## Exercise instructions
Say how many lines contain the string "والمراسيم". Give no other output.

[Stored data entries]
* BEGIN *

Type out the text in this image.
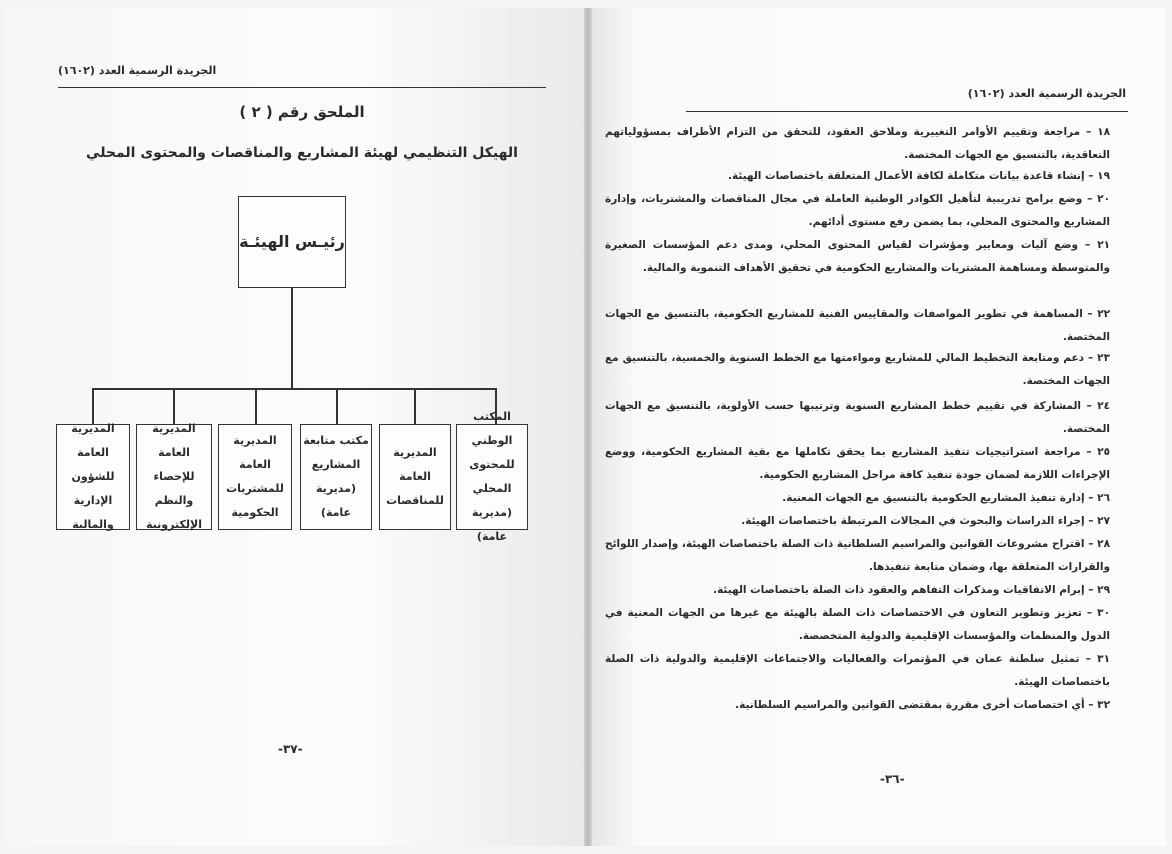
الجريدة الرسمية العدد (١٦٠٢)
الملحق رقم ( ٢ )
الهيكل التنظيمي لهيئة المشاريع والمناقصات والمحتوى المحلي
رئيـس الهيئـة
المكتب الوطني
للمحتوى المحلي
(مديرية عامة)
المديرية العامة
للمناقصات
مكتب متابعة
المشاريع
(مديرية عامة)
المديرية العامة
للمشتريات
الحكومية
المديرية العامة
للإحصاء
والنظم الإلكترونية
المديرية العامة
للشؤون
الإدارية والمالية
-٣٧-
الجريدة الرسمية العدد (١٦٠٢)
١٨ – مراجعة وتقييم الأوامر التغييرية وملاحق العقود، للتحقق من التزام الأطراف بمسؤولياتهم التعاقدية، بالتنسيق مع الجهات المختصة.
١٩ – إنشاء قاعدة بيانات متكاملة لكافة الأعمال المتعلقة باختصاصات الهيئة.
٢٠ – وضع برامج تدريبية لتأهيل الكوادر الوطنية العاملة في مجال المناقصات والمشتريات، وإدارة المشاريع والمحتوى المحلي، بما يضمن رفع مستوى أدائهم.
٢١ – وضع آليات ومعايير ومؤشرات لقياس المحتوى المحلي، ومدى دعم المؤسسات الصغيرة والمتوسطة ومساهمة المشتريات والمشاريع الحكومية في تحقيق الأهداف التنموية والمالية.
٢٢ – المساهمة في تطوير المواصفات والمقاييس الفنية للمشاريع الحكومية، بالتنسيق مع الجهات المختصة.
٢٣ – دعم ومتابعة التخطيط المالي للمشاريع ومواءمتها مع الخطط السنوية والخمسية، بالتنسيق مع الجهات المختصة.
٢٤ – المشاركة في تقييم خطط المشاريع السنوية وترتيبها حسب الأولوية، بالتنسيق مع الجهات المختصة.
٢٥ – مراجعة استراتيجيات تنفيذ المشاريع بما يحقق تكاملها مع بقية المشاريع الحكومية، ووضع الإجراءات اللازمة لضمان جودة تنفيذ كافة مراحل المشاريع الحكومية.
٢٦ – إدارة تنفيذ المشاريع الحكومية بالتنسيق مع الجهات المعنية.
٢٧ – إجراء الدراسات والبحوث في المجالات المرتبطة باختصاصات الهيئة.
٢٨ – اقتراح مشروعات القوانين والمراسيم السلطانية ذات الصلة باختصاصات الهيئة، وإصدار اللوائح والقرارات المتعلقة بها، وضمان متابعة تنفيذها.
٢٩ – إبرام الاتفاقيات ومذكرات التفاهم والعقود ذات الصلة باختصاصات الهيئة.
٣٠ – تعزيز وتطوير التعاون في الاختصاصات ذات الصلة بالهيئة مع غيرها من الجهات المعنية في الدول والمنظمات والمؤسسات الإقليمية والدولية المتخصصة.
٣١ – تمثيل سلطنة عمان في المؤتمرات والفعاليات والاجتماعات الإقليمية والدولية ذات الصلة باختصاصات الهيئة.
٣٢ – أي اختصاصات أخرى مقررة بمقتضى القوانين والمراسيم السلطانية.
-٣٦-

* END *

## Answer to this task
2